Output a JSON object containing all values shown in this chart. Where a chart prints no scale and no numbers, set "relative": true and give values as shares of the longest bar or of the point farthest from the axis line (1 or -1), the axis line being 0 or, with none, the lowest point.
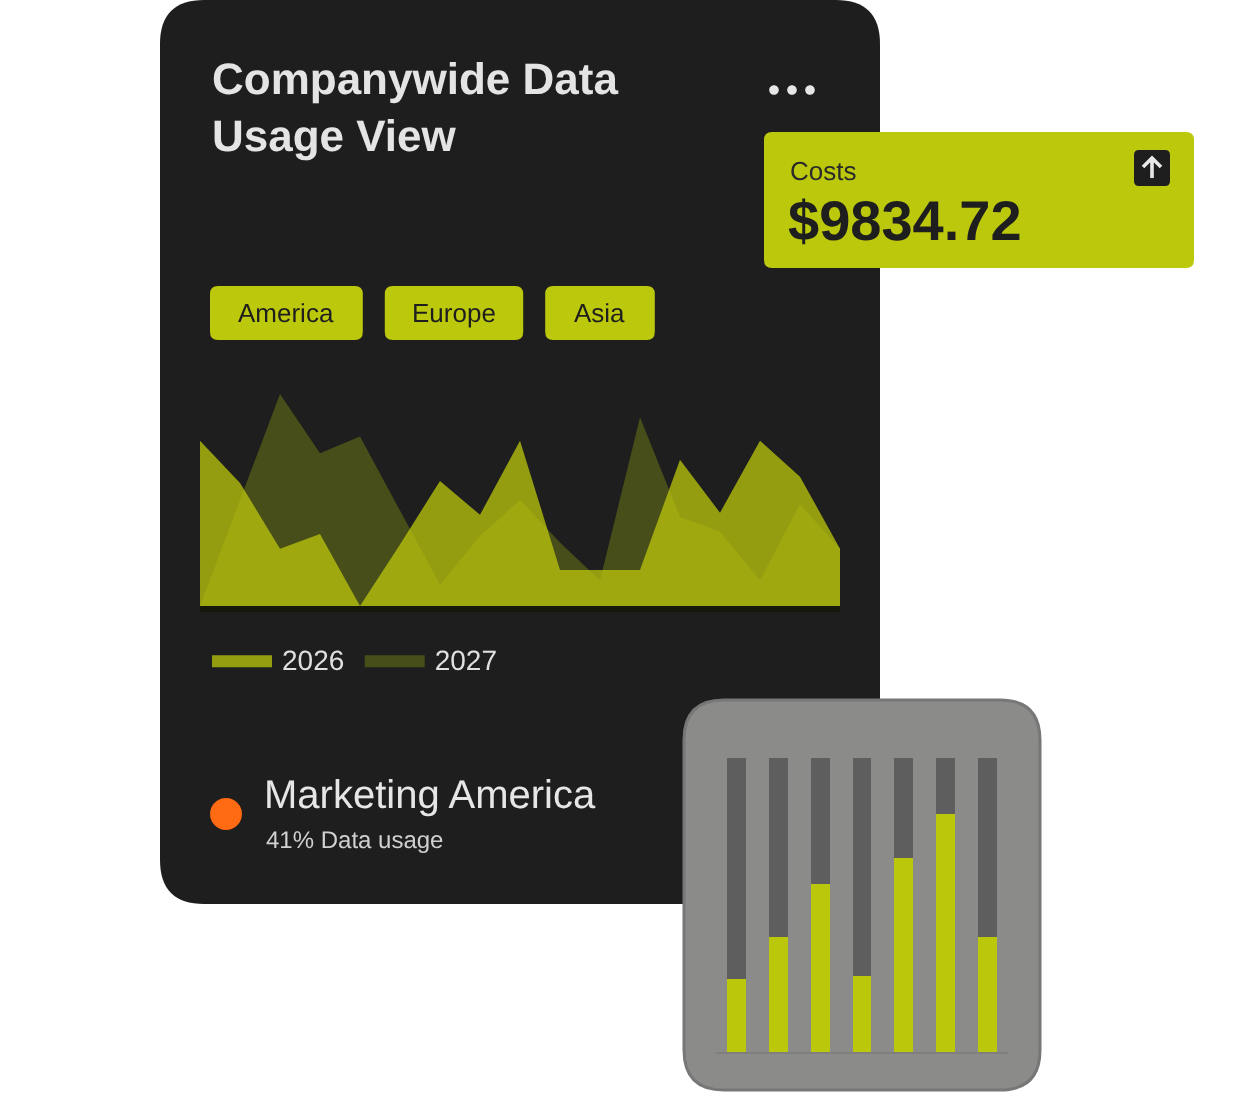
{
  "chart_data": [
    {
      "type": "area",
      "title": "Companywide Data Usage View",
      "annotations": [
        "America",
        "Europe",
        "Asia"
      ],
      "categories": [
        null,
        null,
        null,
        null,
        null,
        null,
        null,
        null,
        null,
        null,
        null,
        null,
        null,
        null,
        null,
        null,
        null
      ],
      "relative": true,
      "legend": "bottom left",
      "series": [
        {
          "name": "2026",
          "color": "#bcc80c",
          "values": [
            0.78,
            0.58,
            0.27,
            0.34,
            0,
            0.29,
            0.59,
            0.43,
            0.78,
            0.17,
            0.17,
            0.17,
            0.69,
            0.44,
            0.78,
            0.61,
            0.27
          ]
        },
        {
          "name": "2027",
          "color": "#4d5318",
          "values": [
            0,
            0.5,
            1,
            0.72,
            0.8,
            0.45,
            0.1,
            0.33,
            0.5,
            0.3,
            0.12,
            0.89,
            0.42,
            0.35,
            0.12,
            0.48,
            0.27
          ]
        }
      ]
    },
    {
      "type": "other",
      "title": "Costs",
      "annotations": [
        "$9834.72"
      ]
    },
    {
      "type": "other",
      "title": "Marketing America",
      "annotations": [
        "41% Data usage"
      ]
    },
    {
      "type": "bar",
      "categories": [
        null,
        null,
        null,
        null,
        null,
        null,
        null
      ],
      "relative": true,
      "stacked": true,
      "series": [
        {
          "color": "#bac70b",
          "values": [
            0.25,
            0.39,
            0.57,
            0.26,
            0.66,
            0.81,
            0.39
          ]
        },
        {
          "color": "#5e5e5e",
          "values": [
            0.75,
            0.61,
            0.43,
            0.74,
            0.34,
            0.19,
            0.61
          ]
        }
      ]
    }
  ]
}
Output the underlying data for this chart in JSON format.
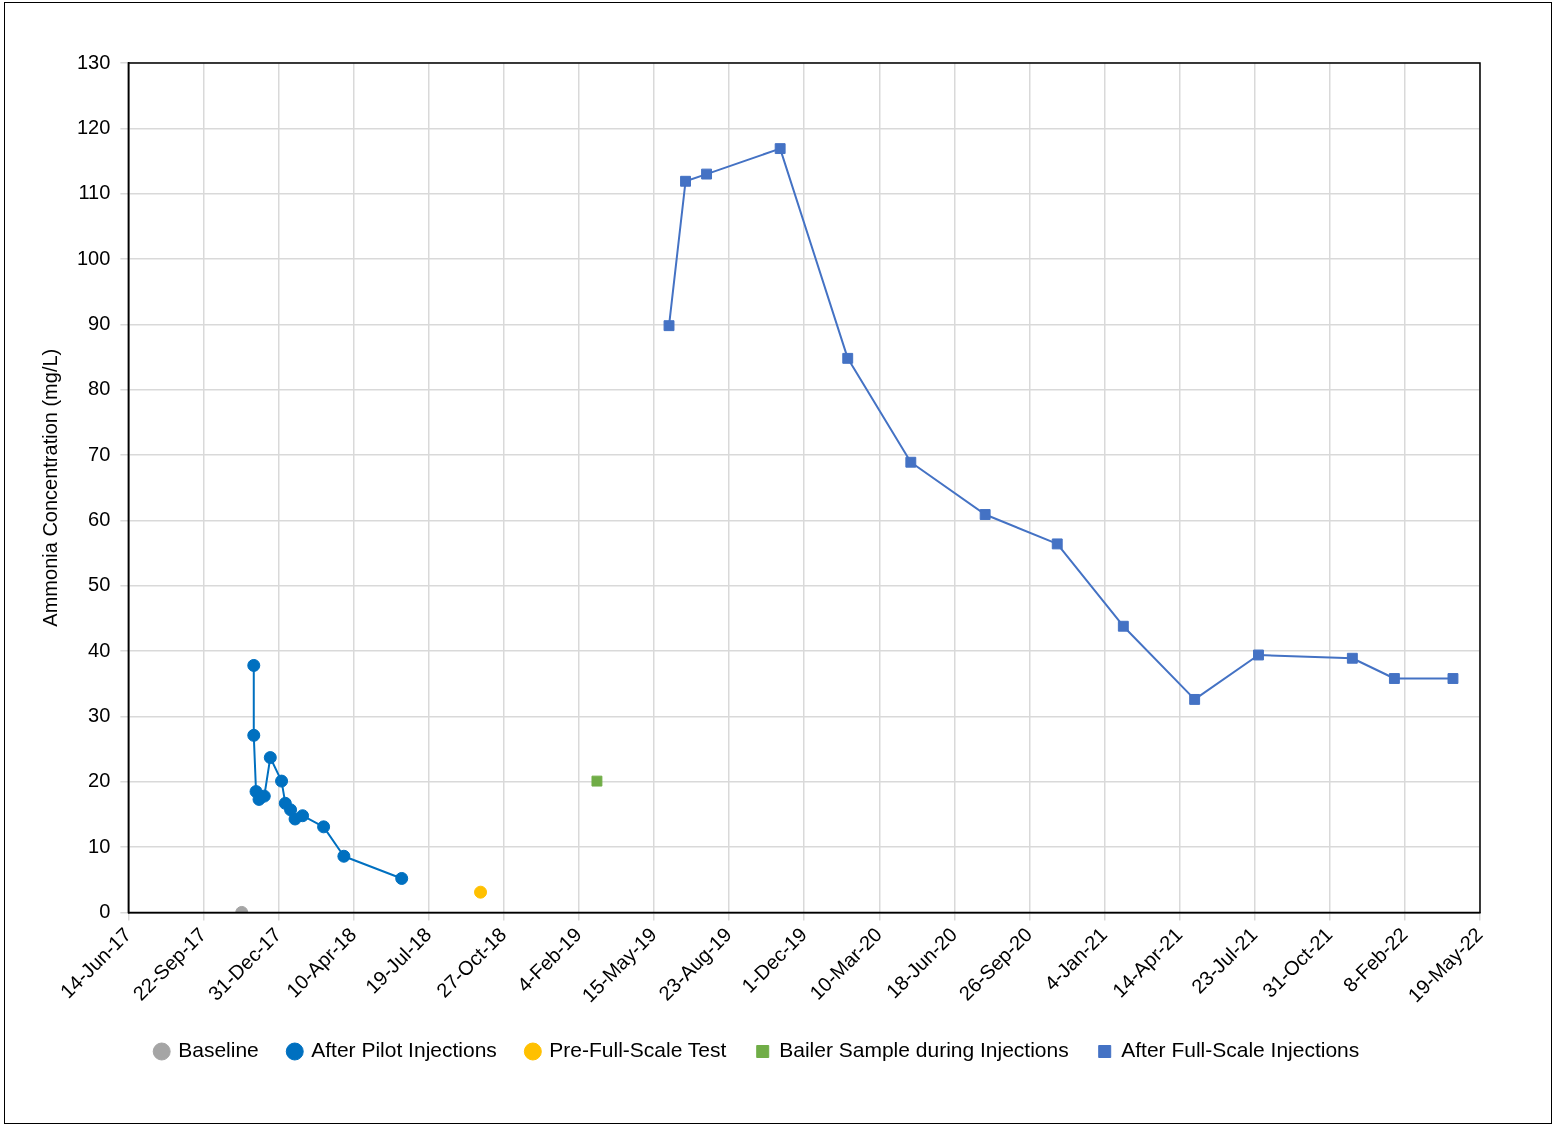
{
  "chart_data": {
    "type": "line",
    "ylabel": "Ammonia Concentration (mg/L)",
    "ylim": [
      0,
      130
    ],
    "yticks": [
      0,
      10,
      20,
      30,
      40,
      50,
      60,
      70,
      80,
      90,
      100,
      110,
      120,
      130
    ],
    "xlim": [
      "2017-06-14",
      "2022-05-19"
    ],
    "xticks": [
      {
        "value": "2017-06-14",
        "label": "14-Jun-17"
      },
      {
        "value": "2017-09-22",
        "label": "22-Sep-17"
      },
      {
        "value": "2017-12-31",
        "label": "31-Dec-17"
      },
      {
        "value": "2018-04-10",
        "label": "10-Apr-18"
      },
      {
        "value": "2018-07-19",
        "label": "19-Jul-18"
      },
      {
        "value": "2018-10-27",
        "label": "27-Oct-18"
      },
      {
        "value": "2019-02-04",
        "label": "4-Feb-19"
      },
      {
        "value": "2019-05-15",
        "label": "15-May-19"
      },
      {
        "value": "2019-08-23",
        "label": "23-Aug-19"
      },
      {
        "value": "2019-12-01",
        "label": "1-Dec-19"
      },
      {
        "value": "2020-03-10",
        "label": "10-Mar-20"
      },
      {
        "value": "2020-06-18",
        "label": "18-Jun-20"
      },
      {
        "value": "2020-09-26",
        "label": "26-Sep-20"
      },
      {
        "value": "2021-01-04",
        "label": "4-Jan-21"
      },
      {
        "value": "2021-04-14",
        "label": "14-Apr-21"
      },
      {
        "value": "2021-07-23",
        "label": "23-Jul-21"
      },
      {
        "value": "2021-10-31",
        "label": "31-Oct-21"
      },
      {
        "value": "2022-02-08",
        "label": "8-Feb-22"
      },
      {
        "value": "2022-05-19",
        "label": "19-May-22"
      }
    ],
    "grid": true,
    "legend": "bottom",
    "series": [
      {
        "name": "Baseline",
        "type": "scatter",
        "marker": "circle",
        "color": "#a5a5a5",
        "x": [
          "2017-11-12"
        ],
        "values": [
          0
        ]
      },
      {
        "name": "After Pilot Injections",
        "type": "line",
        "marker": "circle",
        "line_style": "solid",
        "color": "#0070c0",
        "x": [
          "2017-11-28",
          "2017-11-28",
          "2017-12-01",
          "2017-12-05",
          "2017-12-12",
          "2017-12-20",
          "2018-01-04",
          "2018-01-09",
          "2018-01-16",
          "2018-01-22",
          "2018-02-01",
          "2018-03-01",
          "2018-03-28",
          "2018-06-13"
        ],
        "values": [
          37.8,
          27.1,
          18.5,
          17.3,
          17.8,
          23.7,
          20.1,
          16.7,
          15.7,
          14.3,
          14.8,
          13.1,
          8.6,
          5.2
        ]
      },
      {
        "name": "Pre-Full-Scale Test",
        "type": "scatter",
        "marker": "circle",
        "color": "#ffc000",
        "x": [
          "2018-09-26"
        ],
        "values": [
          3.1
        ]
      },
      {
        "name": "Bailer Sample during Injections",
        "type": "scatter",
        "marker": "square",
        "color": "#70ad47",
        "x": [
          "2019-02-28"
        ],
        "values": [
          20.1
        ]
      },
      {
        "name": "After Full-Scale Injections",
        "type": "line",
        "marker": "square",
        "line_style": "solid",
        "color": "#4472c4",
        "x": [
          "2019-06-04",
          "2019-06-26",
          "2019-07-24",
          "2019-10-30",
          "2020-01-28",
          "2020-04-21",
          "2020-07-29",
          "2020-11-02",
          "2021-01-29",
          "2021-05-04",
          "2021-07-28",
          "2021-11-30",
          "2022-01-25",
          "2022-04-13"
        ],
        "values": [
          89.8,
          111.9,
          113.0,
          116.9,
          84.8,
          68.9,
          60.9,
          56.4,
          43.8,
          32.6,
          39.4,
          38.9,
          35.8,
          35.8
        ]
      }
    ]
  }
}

§ Work to do
Check every line of the entries above for the word "Full" and report how many lines contain it, giving the number only.

§ Correct result
2